→ WORK TO BE COMPLETED: Lay out the data from its first line through the line containing "people-row[interactable]: 人物 3人…" as a numbered list, both ends included and blank lines left out.

------ ENTRIES PROVIDED ------

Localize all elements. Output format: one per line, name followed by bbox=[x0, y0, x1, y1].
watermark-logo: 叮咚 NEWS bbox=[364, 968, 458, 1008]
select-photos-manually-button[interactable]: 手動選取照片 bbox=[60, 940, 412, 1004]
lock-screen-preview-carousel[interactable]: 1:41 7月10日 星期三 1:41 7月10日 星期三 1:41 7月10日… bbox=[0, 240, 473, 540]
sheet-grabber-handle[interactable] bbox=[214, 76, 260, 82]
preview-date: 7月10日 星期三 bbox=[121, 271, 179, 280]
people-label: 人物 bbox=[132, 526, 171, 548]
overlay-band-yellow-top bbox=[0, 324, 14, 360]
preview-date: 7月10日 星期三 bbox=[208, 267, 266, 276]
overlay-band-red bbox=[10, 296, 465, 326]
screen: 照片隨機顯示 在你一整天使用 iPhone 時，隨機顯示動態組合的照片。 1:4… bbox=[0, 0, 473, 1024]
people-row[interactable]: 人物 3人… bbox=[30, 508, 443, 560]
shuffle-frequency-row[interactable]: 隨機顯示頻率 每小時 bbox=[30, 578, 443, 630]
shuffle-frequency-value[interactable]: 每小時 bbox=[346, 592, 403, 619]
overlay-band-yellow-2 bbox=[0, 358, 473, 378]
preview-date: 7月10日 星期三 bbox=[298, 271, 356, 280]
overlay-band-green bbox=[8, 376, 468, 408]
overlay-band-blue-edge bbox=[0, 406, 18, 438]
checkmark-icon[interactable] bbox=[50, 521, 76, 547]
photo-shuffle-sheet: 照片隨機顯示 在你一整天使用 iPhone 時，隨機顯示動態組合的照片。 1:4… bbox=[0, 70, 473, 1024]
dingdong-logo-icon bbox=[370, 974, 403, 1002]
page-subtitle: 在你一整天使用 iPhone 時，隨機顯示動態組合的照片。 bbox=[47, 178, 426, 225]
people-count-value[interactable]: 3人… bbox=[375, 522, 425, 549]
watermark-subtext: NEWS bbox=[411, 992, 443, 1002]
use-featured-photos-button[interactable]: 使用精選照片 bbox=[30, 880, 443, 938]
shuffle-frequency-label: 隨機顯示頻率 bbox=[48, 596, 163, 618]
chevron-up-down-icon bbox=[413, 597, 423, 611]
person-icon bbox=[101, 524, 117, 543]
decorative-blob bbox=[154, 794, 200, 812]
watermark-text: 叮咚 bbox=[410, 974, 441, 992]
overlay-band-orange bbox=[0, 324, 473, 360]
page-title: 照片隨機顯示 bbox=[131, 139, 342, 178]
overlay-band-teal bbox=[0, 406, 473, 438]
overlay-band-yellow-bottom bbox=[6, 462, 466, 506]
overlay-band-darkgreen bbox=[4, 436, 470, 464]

------

→ WORKED ANSWER:
1. Localize all elements. Output format: one per line, name followed by bbox=[x0, y0, x1, y1].
2. watermark-logo: 叮咚 NEWS bbox=[364, 968, 458, 1008]
3. select-photos-manually-button[interactable]: 手動選取照片 bbox=[60, 940, 412, 1004]
4. lock-screen-preview-carousel[interactable]: 1:41 7月10日 星期三 1:41 7月10日 星期三 1:41 7月10日… bbox=[0, 240, 473, 540]
5. sheet-grabber-handle[interactable] bbox=[214, 76, 260, 82]
6. preview-date: 7月10日 星期三 bbox=[121, 271, 179, 280]
7. people-label: 人物 bbox=[132, 526, 171, 548]
8. overlay-band-yellow-top bbox=[0, 324, 14, 360]
9. preview-date: 7月10日 星期三 bbox=[208, 267, 266, 276]
10. overlay-band-red bbox=[10, 296, 465, 326]
11. screen: 照片隨機顯示 在你一整天使用 iPhone 時，隨機顯示動態組合的照片。 1:4… bbox=[0, 0, 473, 1024]
12. people-row[interactable]: 人物 3人… bbox=[30, 508, 443, 560]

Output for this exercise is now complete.